Passage —
-=-=-
Home Special Reports The Tale of Félicité Niyitegeka’s Bravery

The Tale of Félicité Niyitegeka’s Bravery

by Emmy Nuwamanya &
5:45 pm

Felicite Niyotegeka and a letter she wrote to the Ex-FAR soldier who wanted to save her alone

Nearly 30 years after Genocide against Tutsi, the National Heroes Mausoleum located in the City of Kigali remains symbolic attachment to men and women who stood against a Genocidal government and turned to saving lives.

Today, there is sufficient evidence that if some political actors continue looking the other way and don’t protect their people, their countries risk being unstable and ruined by conflict.+

Félicité Niyitegeka, a catholic church nun   is among those who decided to use their self-conviction during the 1994 Genocide against Tutsi to save her neighbours’ lives. She helped them to flee to former Zaire, now the Democratic Republic of Congo (DRC).

Her name is inscribed on the hero’s mausoleum in Rubavu district, at Saint Pierre centre where she served for several years as a trainer of Sisters in Nyundo Diocese in Gisenyi sector, near the border with the Democratic Republic of Congo.
-=-=-
Dataset content —

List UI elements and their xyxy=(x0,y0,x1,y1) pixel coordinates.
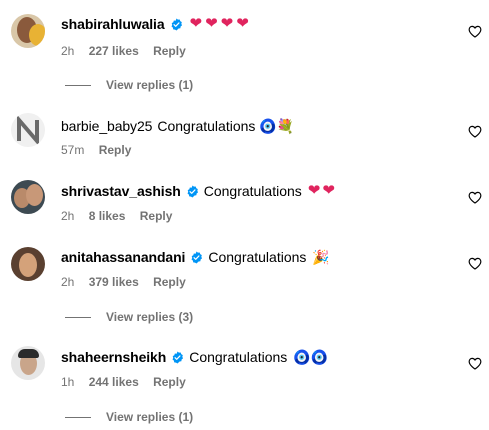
-=-=-
Things to do —
#1 Answer these questions from the article on Félicité Niyitegeka:
(a) What was Félicité Niyitegeka's vocation?
(b) To which country did she help her neighbors flee?
(c) In which district is her name inscribed on the heroes' mausoleum?
#2 Transcribe part of the article on Félicité Niyitegeka, starting at the words "Her name is" and ending after "Republic of Congo.".
#3 Pick up the article on Félicité Niyitegeka where it stops, and carry it on.

Answers for the exercise —
#1
(a) She was a Catholic church nun.
(b) Former Zaire, now the Democratic Republic of Congo (DRC).
(c) Rubavu district.

#2
Her name is inscribed on the hero’s mausoleum in Rubavu district, at Saint Pierre centre where she served for several years as a trainer of Sisters in Nyundo Diocese in Gisenyi sector, near the border with the Democratic Republic of Congo.

#3
Felicite Niyitegeka

This place with a symbolic name ‘Ubumuntu’, promotes humanity.

The home of the heroine who left a legacy as a selfless martyr, by choosing to die with the people she was determined to save, still stands.  In the compound, followers are a blinding beauty and this is where Félicité Niyitegeka sheltered the Tutsi.

Remembered as animator towards social cohesion

In an interview with Kigali Today, Claire Mukarugira who lived with Niyitegeka  until her last hours, remembers her as someone who liked consoling the broken-hearted.

“She was engaged in different activities, giving her life to developing effective liaison with the local community than herself. I also remember her as a person who assisted the underprivileged, listened to their concerns and then found solutions,” said Mukarugira.

Others who remember Niyitegeka during the threatening days of April 1994 also say she lived a sacrificial life, to merit the confidence, those in time of agony had in her, as their rescuer.

Monique Kankera, a resident of Rusizi district happened to know Niyitegeka since 1980, during their engagement in community-based activities. She always finds time to visit the mausoleum in Rubavu district to honour the heroine’s lived life of standing up for others.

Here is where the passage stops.